▶ Task objective
Work out how many lines of the data hold the string "subtitle", and reply with that number alone.
::::
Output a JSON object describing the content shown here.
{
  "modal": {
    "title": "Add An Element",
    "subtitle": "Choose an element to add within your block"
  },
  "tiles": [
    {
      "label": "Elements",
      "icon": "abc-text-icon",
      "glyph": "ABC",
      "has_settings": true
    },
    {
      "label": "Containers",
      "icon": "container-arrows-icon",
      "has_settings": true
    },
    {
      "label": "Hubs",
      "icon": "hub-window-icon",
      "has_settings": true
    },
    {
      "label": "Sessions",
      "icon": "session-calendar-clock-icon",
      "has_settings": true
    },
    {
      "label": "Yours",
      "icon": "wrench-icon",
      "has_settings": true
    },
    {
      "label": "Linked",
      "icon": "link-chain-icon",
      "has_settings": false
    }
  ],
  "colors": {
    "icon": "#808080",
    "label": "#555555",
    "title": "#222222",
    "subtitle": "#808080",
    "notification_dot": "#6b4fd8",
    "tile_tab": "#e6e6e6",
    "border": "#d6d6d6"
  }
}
::::
▶ Final result
2